◆ **Task statement**
Search the listing below for "debiti". Copy each matching line.

* * * * * * * * *

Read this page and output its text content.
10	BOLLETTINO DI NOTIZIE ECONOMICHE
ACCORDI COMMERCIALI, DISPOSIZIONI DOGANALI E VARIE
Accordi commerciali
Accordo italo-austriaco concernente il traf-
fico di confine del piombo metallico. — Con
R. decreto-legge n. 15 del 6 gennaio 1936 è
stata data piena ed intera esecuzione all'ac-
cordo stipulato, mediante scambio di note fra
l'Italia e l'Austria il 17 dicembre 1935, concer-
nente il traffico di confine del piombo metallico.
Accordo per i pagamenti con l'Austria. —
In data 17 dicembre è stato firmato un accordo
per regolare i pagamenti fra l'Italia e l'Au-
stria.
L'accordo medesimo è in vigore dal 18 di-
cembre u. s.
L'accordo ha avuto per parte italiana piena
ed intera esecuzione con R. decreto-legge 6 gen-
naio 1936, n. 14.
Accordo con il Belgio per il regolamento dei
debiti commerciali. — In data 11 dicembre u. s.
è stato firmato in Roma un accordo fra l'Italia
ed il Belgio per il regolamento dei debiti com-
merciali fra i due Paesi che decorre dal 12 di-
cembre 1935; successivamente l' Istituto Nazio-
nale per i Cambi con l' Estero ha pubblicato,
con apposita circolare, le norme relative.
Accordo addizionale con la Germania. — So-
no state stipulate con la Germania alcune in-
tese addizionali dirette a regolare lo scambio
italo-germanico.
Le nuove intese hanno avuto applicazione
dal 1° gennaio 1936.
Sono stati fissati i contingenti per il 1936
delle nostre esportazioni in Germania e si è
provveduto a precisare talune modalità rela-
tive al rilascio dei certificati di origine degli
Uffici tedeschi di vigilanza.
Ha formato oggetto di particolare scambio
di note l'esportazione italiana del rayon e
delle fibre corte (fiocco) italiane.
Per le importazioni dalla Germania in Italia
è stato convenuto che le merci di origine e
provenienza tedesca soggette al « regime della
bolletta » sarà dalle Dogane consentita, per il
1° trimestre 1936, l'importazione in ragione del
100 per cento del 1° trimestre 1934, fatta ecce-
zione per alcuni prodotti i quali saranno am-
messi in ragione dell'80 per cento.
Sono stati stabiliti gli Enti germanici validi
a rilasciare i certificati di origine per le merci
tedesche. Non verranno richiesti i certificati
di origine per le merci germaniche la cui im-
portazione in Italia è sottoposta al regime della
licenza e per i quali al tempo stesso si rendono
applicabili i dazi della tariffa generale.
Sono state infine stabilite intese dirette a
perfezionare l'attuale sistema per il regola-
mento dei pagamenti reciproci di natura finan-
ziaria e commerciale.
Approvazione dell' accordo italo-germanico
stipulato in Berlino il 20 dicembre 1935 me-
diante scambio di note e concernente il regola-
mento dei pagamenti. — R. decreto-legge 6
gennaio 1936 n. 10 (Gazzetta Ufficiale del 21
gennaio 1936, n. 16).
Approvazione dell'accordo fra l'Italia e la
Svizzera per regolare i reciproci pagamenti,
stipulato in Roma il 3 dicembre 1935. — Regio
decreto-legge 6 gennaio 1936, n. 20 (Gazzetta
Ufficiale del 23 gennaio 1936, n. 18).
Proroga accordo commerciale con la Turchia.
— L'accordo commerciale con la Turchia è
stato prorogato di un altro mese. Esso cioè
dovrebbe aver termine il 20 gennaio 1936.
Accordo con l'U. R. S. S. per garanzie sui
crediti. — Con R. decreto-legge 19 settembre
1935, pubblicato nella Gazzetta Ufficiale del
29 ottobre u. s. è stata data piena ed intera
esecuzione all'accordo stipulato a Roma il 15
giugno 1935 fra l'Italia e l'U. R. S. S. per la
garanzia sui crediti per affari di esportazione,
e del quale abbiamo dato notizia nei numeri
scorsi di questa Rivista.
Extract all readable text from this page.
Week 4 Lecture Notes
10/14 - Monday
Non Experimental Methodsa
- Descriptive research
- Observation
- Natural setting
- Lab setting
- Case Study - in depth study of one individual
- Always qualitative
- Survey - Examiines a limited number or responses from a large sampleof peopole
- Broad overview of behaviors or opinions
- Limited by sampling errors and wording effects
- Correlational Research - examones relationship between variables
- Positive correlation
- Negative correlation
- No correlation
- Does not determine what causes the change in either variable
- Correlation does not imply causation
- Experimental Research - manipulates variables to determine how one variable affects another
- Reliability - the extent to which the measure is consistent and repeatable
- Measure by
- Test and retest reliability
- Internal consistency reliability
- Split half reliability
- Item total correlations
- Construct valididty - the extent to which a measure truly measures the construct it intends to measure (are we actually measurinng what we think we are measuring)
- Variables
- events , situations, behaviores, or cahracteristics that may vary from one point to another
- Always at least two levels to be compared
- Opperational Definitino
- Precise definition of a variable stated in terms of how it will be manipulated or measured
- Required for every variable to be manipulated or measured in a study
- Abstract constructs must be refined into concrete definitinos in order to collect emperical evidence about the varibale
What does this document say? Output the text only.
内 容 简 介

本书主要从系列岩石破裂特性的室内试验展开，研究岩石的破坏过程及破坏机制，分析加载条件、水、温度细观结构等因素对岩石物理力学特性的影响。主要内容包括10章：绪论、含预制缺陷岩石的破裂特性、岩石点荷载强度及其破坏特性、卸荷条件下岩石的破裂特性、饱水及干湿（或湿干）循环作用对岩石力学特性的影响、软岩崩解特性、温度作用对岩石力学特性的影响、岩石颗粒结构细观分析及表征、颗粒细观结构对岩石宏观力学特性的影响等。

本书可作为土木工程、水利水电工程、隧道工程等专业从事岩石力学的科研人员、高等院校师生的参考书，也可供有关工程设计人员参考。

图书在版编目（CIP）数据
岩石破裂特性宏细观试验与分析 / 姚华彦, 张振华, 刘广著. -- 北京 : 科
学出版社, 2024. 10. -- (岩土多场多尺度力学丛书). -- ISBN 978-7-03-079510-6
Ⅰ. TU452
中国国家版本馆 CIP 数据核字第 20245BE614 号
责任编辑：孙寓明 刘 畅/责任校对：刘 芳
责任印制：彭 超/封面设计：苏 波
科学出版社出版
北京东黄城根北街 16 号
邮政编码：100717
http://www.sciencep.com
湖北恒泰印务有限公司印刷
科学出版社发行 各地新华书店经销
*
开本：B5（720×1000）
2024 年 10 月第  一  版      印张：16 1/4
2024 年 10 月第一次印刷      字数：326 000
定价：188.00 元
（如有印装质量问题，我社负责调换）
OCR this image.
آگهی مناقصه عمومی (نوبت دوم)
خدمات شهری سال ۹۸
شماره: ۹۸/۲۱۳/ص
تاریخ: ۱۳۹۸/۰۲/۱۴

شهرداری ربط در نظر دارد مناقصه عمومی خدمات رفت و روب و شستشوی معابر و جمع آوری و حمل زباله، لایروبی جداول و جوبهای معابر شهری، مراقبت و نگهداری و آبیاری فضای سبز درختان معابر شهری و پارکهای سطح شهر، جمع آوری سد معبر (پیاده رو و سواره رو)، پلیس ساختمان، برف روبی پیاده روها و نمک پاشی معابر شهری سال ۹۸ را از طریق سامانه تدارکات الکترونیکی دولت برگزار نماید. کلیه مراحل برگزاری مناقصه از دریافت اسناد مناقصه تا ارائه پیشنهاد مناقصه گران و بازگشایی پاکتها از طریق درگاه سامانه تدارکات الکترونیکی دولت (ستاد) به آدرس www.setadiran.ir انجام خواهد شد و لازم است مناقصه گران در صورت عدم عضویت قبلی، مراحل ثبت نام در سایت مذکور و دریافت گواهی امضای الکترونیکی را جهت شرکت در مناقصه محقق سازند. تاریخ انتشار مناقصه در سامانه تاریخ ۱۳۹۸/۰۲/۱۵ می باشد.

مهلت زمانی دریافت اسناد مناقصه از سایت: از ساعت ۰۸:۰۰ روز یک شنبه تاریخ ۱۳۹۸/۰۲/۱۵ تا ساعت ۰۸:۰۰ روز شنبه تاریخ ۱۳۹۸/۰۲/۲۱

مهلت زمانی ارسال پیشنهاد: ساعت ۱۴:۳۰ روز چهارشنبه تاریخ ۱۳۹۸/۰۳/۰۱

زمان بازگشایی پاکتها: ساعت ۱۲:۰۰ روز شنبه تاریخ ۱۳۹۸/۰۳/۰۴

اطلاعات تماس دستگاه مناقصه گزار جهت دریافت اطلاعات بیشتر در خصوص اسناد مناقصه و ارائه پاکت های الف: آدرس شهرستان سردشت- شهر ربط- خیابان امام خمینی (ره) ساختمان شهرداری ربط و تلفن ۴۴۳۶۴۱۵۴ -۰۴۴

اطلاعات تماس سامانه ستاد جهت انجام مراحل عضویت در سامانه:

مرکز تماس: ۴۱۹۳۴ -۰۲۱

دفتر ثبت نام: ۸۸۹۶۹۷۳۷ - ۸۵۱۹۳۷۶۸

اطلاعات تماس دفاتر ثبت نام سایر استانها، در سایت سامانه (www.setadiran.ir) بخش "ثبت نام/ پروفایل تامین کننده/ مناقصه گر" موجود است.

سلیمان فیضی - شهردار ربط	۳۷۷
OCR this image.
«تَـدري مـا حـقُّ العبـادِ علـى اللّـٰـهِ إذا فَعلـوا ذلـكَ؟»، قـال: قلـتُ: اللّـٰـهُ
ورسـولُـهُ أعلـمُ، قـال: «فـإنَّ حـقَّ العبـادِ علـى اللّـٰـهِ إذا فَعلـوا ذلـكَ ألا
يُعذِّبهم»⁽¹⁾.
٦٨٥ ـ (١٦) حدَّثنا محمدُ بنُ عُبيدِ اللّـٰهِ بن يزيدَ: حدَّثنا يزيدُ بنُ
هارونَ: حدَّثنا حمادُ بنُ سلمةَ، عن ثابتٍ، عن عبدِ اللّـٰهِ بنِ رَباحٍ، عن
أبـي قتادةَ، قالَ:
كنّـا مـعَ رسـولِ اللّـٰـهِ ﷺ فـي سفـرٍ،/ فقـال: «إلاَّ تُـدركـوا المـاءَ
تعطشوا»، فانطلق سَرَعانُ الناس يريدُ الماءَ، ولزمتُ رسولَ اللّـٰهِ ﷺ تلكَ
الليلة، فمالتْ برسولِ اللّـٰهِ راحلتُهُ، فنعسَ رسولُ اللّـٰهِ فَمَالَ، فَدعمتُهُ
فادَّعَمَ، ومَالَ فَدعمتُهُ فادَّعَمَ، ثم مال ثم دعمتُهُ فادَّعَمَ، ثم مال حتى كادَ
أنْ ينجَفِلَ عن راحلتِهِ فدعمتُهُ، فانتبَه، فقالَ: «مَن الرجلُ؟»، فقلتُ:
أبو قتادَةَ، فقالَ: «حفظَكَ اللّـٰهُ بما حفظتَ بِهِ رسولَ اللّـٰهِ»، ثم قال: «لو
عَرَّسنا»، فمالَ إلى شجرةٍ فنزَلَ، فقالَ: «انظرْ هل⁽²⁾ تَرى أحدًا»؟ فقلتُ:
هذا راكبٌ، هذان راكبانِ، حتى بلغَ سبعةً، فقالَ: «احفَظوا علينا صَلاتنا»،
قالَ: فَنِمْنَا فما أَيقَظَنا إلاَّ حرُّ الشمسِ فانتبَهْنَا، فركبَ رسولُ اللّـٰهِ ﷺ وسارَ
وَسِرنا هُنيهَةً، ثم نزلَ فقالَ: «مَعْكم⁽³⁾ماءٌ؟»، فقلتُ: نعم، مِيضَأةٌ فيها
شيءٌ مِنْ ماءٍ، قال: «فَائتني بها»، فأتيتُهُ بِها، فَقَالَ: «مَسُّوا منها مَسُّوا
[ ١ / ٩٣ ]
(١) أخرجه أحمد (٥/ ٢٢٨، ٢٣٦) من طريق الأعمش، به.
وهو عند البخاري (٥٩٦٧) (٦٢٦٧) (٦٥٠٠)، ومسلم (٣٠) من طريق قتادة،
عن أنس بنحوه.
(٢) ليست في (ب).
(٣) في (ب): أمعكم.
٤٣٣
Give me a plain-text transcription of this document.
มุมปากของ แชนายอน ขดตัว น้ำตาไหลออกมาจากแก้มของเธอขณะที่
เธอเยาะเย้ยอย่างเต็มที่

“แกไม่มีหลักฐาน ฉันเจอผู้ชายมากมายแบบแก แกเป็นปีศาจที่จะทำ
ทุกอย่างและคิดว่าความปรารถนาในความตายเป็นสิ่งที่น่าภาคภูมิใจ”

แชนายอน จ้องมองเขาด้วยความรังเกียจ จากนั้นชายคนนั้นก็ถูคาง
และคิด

* * * * * * * * *

◆ **Answer to the exercise**
debiti commerciali. — In data 11 dicembre u. s.
ed il Belgio per il regolamento dei debiti com-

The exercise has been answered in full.